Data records
+===+

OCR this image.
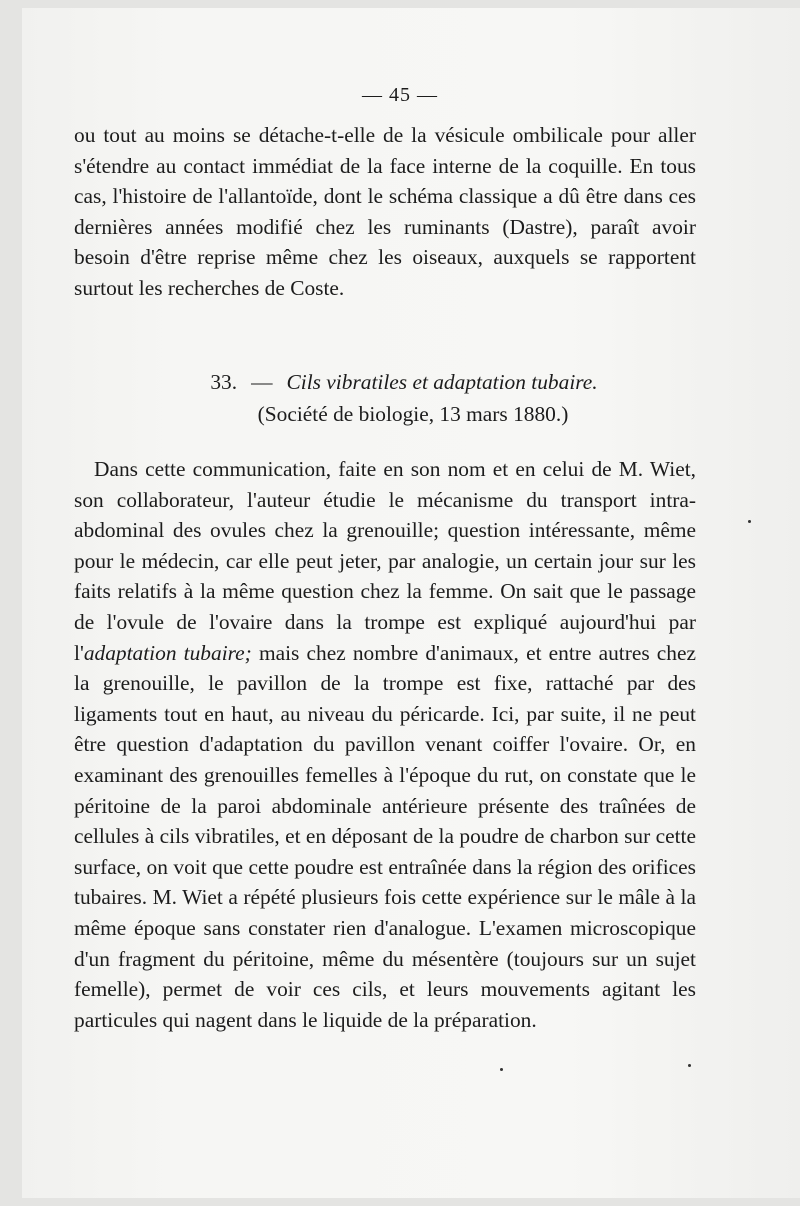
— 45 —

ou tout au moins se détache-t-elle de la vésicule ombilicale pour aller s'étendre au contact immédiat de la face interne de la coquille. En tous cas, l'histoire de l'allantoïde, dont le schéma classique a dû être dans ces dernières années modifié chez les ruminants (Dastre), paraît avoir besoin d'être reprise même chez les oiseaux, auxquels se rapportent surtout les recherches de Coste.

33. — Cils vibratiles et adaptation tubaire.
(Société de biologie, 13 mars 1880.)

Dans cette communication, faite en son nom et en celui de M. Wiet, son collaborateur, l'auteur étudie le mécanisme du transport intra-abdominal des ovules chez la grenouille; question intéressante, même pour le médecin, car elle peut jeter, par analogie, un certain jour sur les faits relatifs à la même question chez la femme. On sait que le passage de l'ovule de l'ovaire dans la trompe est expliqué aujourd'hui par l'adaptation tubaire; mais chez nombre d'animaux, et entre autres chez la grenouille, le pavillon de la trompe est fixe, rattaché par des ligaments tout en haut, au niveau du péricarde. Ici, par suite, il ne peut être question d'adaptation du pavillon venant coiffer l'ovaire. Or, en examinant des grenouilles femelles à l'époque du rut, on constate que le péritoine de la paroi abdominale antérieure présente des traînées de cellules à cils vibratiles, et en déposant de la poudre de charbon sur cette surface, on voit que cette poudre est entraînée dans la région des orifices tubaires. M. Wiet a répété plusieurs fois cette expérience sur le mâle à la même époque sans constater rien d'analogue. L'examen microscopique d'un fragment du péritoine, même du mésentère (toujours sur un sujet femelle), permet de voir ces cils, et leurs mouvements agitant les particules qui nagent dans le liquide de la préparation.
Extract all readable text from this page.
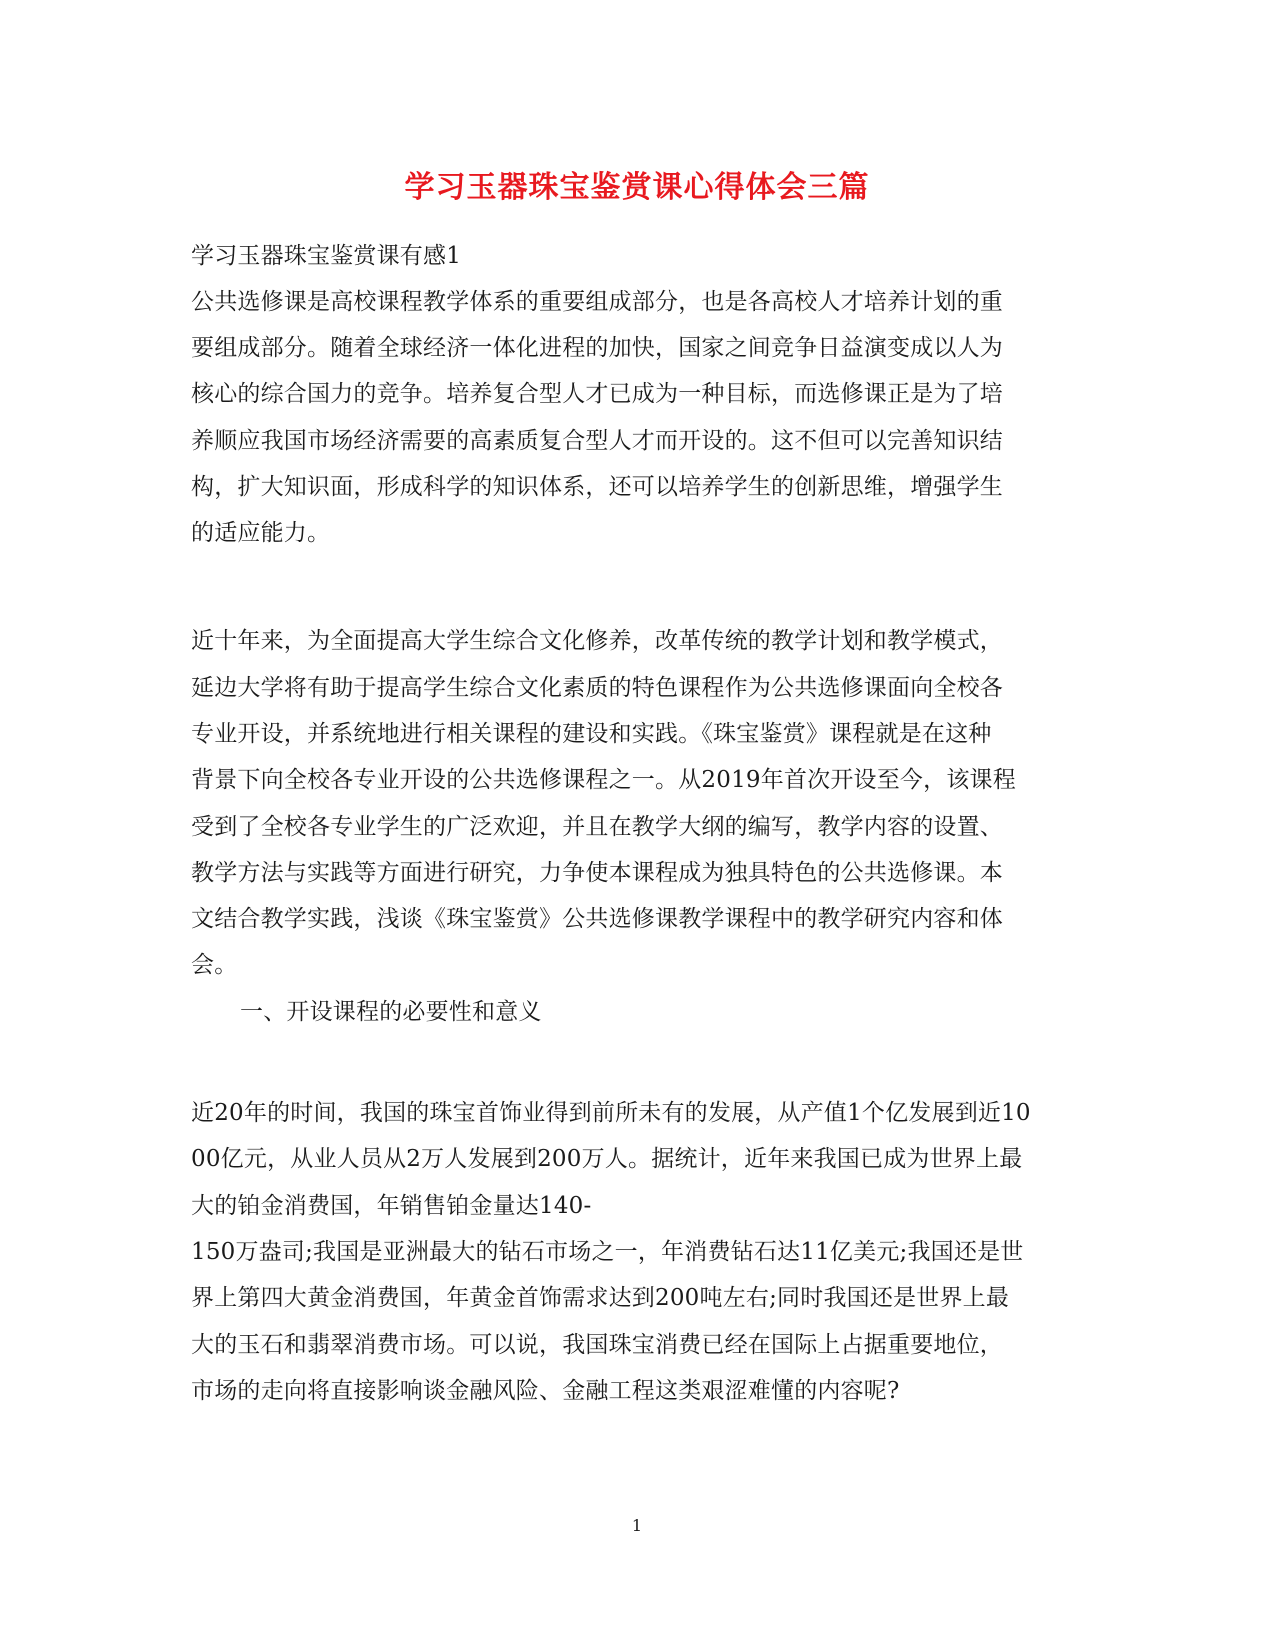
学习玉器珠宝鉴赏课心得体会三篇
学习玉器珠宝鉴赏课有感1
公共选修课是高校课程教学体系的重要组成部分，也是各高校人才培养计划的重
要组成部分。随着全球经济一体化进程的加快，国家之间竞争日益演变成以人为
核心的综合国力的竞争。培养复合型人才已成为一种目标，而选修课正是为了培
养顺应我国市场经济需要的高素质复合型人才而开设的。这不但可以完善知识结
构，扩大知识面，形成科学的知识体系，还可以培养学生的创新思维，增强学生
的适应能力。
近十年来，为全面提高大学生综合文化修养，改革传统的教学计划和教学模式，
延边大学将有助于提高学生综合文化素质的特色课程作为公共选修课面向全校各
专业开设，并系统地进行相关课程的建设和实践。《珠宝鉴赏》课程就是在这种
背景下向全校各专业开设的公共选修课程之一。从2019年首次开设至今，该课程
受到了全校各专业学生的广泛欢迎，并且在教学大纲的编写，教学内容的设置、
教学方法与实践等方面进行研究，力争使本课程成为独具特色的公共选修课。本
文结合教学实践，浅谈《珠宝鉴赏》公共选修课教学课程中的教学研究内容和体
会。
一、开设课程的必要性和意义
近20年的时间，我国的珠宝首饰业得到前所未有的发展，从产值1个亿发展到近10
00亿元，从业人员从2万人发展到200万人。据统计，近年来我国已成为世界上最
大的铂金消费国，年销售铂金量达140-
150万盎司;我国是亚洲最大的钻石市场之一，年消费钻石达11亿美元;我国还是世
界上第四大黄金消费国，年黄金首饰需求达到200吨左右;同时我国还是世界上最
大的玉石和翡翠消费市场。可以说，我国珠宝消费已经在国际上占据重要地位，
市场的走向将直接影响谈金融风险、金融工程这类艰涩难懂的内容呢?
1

+===+

▶ [REQUEST]: Every entry above is to be set down exactly; the pictures are to be left out.

▶ [TASK ANSWER]:
OCR this image.
— 45 —

ou tout au moins se détache-t-elle de la vésicule ombilicale pour aller s'étendre au contact immédiat de la face interne de la coquille. En tous cas, l'histoire de l'allantoïde, dont le schéma classique a dû être dans ces dernières années modifié chez les ruminants (Dastre), paraît avoir besoin d'être reprise même chez les oiseaux, auxquels se rapportent surtout les recherches de Coste.

33. — Cils vibratiles et adaptation tubaire.
(Société de biologie, 13 mars 1880.)

Dans cette communication, faite en son nom et en celui de M. Wiet, son collaborateur, l'auteur étudie le mécanisme du transport intra-abdominal des ovules chez la grenouille; question intéressante, même pour le médecin, car elle peut jeter, par analogie, un certain jour sur les faits relatifs à la même question chez la femme. On sait que le passage de l'ovule de l'ovaire dans la trompe est expliqué aujourd'hui par l'adaptation tubaire; mais chez nombre d'animaux, et entre autres chez la grenouille, le pavillon de la trompe est fixe, rattaché par des ligaments tout en haut, au niveau du péricarde. Ici, par suite, il ne peut être question d'adaptation du pavillon venant coiffer l'ovaire. Or, en examinant des grenouilles femelles à l'époque du rut, on constate que le péritoine de la paroi abdominale antérieure présente des traînées de cellules à cils vibratiles, et en déposant de la poudre de charbon sur cette surface, on voit que cette poudre est entraînée dans la région des orifices tubaires. M. Wiet a répété plusieurs fois cette expérience sur le mâle à la même époque sans constater rien d'analogue. L'examen microscopique d'un fragment du péritoine, même du mésentère (toujours sur un sujet femelle), permet de voir ces cils, et leurs mouvements agitant les particules qui nagent dans le liquide de la préparation.
Extract all readable text from this page.
学习玉器珠宝鉴赏课心得体会三篇
学习玉器珠宝鉴赏课有感1
公共选修课是高校课程教学体系的重要组成部分，也是各高校人才培养计划的重
要组成部分。随着全球经济一体化进程的加快，国家之间竞争日益演变成以人为
核心的综合国力的竞争。培养复合型人才已成为一种目标，而选修课正是为了培
养顺应我国市场经济需要的高素质复合型人才而开设的。这不但可以完善知识结
构，扩大知识面，形成科学的知识体系，还可以培养学生的创新思维，增强学生
的适应能力。
近十年来，为全面提高大学生综合文化修养，改革传统的教学计划和教学模式，
延边大学将有助于提高学生综合文化素质的特色课程作为公共选修课面向全校各
专业开设，并系统地进行相关课程的建设和实践。《珠宝鉴赏》课程就是在这种
背景下向全校各专业开设的公共选修课程之一。从2019年首次开设至今，该课程
受到了全校各专业学生的广泛欢迎，并且在教学大纲的编写，教学内容的设置、
教学方法与实践等方面进行研究，力争使本课程成为独具特色的公共选修课。本
文结合教学实践，浅谈《珠宝鉴赏》公共选修课教学课程中的教学研究内容和体
会。
一、开设课程的必要性和意义
近20年的时间，我国的珠宝首饰业得到前所未有的发展，从产值1个亿发展到近10
00亿元，从业人员从2万人发展到200万人。据统计，近年来我国已成为世界上最
大的铂金消费国，年销售铂金量达140-
150万盎司;我国是亚洲最大的钻石市场之一，年消费钻石达11亿美元;我国还是世
界上第四大黄金消费国，年黄金首饰需求达到200吨左右;同时我国还是世界上最
大的玉石和翡翠消费市场。可以说，我国珠宝消费已经在国际上占据重要地位，
市场的走向将直接影响谈金融风险、金融工程这类艰涩难懂的内容呢?
1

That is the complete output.